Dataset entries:
# # # #

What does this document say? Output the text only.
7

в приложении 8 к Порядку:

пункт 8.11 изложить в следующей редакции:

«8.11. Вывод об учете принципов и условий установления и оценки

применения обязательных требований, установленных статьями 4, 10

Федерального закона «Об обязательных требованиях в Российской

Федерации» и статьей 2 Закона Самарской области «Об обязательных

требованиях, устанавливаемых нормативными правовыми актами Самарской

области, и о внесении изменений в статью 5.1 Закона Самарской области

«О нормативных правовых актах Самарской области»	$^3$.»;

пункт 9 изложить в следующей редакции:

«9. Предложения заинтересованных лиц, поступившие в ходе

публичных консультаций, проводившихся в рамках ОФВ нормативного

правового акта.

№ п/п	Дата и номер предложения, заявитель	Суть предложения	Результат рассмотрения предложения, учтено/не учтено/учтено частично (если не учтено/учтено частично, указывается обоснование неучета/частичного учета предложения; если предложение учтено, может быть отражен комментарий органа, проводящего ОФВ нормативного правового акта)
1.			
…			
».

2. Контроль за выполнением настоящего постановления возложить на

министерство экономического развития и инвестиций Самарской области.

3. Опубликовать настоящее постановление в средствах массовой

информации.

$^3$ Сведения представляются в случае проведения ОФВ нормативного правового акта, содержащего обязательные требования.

# # # #

- Do this
Please restate the records in full, word for word.

- Answer in full
What does this document say? Output the text only.
7

в приложении 8 к Порядку:

пункт 8.11 изложить в следующей редакции:

«8.11. Вывод об учете принципов и условий установления и оценки

применения обязательных требований, установленных статьями 4, 10

Федерального закона «Об обязательных требованиях в Российской

Федерации» и статьей 2 Закона Самарской области «Об обязательных

требованиях, устанавливаемых нормативными правовыми актами Самарской

области, и о внесении изменений в статью 5.1 Закона Самарской области

«О нормативных правовых актах Самарской области»	$^3$.»;

пункт 9 изложить в следующей редакции:

«9. Предложения заинтересованных лиц, поступившие в ходе

публичных консультаций, проводившихся в рамках ОФВ нормативного

правового акта.

№ п/п	Дата и номер предложения, заявитель	Суть предложения	Результат рассмотрения предложения, учтено/не учтено/учтено частично (если не учтено/учтено частично, указывается обоснование неучета/частичного учета предложения; если предложение учтено, может быть отражен комментарий органа, проводящего ОФВ нормативного правового акта)
1.			
…			
».

2. Контроль за выполнением настоящего постановления возложить на

министерство экономического развития и инвестиций Самарской области.

3. Опубликовать настоящее постановление в средствах массовой

информации.

$^3$ Сведения представляются в случае проведения ОФВ нормативного правового акта, содержащего обязательные требования.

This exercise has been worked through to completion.